**Exercise requirements**
Gather up the lines with the word "image" in them.

**Dataset**

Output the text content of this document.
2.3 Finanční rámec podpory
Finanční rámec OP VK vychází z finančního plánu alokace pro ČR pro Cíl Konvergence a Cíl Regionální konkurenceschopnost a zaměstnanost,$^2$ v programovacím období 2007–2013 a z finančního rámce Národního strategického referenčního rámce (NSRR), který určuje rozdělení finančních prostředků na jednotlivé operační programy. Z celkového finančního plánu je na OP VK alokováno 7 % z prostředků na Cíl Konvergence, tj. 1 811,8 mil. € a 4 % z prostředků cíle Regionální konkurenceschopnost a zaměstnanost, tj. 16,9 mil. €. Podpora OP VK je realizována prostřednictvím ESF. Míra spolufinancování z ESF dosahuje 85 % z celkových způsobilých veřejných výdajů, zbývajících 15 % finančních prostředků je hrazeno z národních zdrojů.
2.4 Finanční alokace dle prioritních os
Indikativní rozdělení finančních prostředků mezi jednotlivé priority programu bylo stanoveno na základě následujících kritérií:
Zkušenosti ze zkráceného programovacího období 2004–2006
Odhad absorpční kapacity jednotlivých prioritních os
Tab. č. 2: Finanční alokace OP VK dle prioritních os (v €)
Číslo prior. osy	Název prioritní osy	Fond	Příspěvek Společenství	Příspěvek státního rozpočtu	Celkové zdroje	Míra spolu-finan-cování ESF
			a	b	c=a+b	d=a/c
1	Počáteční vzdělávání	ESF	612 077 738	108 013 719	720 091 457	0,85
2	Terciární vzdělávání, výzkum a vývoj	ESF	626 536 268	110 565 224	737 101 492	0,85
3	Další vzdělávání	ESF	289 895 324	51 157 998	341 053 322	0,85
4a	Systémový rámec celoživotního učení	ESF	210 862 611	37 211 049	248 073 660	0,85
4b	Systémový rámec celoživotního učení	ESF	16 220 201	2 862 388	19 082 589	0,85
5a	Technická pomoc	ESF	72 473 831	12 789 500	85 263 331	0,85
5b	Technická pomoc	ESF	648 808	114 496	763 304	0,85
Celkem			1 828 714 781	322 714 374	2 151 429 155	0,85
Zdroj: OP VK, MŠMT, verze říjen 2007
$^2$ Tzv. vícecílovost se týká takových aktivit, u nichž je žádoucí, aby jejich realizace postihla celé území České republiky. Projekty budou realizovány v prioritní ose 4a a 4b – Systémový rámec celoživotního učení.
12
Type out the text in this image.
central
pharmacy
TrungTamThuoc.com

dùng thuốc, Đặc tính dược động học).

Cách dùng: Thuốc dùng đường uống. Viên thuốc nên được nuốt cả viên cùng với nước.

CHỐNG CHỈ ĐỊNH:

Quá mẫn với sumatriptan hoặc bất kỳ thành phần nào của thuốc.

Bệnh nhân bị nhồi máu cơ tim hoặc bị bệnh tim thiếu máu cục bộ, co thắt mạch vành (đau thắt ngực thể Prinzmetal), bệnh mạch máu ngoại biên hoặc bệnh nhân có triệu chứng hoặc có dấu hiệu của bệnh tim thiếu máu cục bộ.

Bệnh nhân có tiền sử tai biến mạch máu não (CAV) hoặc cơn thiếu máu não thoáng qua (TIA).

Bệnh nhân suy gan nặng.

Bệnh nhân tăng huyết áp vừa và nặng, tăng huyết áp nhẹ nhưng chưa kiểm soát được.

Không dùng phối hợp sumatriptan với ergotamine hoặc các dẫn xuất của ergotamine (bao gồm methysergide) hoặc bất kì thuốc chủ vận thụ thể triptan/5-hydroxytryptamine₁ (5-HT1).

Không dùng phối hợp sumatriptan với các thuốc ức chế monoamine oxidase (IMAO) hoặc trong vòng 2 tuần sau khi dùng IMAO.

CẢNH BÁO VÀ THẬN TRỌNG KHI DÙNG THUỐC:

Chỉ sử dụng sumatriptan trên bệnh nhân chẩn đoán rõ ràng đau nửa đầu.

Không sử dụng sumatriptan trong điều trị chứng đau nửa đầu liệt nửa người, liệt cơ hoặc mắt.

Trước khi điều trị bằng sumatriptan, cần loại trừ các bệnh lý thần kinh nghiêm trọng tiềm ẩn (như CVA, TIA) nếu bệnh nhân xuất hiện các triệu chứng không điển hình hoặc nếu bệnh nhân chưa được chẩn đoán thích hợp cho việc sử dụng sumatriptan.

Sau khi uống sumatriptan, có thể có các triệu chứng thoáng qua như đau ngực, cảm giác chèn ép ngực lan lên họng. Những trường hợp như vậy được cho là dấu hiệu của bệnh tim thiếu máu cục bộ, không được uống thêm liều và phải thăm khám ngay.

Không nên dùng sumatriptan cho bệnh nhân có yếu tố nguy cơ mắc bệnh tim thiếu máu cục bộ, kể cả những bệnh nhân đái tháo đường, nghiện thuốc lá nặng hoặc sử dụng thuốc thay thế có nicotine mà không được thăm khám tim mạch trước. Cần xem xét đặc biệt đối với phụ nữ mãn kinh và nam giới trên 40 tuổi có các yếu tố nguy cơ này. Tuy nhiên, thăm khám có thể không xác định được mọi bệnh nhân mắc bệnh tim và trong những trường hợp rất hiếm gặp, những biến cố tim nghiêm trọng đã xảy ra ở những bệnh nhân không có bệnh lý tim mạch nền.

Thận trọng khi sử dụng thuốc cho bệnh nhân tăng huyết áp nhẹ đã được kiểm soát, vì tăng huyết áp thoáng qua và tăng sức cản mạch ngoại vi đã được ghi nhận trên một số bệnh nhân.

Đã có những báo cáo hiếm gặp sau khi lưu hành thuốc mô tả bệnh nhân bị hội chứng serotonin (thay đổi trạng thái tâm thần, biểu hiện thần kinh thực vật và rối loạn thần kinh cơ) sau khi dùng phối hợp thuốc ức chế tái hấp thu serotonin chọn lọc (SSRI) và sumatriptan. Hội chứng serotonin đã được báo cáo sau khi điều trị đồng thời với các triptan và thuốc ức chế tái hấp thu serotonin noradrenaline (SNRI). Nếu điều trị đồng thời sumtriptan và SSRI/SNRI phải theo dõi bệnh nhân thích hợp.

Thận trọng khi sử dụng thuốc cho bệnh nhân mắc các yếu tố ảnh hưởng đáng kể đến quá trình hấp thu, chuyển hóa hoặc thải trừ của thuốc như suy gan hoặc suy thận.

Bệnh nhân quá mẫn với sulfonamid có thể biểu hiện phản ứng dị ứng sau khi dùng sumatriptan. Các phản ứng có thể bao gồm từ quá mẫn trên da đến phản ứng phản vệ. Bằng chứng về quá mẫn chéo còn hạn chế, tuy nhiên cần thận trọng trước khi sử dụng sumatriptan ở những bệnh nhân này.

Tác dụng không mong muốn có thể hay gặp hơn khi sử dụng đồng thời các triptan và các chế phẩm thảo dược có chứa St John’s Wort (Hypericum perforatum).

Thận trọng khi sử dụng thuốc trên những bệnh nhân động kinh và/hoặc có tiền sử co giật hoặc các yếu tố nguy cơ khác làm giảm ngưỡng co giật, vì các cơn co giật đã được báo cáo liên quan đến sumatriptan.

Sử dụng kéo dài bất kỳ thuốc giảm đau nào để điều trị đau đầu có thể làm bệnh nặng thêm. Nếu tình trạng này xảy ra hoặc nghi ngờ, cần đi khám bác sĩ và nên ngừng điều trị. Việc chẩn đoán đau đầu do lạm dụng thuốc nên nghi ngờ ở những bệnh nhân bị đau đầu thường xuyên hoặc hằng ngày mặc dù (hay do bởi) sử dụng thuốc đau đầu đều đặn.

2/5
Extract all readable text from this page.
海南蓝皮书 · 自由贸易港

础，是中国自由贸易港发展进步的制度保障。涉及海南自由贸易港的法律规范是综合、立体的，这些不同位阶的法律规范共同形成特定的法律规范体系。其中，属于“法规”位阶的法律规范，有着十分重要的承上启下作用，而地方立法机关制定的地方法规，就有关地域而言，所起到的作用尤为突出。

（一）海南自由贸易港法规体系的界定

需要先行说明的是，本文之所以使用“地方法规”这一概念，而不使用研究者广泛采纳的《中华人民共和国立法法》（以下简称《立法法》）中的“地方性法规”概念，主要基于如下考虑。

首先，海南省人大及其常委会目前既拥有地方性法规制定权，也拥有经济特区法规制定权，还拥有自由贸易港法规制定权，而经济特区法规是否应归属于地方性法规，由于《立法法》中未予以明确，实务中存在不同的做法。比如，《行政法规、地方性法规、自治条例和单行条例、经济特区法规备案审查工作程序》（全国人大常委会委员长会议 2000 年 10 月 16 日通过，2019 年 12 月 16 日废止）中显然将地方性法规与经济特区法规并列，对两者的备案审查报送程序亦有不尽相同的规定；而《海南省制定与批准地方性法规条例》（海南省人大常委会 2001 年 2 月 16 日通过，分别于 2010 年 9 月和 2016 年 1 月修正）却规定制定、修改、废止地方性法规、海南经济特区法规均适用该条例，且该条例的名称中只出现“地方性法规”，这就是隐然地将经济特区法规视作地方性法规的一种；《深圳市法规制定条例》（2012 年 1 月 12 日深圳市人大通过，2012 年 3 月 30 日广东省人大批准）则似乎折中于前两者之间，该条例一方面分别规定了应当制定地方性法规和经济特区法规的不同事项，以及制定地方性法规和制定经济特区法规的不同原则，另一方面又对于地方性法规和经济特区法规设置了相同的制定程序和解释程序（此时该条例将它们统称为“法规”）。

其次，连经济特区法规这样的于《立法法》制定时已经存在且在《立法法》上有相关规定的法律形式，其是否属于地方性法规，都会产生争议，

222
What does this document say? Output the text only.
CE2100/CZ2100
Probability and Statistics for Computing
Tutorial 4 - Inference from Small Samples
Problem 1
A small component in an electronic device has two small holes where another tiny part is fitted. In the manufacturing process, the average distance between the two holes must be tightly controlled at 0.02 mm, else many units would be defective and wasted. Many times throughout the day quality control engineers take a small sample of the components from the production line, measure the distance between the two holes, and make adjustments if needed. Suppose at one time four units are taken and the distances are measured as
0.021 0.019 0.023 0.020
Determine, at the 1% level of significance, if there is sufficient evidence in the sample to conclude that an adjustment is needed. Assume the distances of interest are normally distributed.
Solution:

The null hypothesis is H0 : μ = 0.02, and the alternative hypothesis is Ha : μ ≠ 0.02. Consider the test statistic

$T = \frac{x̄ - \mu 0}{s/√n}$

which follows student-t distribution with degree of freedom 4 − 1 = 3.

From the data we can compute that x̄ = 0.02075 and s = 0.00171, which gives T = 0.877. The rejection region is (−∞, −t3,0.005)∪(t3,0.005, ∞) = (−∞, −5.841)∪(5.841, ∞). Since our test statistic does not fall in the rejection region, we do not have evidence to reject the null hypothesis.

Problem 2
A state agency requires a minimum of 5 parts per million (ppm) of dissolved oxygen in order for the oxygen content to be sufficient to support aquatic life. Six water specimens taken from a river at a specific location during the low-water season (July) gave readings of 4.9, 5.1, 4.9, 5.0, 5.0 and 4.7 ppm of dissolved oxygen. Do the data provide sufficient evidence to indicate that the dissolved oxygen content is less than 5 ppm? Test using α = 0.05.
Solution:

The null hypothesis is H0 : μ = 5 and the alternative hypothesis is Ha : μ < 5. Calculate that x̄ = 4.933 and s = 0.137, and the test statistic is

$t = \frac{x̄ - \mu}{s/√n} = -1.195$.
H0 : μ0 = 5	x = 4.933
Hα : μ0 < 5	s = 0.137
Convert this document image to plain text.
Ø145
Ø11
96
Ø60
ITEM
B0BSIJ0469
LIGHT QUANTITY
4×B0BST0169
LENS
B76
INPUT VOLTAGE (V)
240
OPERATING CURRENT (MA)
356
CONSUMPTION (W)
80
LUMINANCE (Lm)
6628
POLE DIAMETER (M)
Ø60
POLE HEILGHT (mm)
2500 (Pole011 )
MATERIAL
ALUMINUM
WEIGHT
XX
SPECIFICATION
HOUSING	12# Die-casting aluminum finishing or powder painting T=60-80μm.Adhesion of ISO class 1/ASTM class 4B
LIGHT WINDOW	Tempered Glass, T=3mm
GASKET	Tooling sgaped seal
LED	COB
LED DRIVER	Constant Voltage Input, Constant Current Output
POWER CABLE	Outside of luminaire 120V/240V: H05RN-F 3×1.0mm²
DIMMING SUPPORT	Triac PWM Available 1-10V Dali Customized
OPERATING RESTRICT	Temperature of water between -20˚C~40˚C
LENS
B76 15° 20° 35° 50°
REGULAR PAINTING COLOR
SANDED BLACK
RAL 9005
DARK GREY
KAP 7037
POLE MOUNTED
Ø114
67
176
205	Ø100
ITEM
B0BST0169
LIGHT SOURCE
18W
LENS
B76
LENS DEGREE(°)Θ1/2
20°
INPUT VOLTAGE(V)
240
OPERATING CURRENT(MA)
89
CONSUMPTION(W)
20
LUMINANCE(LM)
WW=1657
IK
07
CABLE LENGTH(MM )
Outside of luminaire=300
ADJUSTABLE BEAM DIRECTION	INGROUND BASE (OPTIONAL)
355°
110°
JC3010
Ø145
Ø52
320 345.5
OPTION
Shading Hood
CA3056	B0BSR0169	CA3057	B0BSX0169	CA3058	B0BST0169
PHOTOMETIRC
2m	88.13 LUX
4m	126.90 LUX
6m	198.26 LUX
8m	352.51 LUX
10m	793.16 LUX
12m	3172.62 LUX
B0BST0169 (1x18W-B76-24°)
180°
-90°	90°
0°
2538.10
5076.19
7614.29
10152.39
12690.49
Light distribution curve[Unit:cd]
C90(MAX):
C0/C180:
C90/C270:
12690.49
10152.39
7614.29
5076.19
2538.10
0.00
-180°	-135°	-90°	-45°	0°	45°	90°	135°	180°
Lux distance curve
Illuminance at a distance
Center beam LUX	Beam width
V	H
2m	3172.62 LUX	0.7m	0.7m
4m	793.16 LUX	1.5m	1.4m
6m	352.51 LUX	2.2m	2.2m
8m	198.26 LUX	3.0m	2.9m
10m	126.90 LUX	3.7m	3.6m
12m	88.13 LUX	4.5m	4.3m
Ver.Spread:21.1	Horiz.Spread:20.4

**Written response**
Type out the text in this image.
Convert this document image to plain text.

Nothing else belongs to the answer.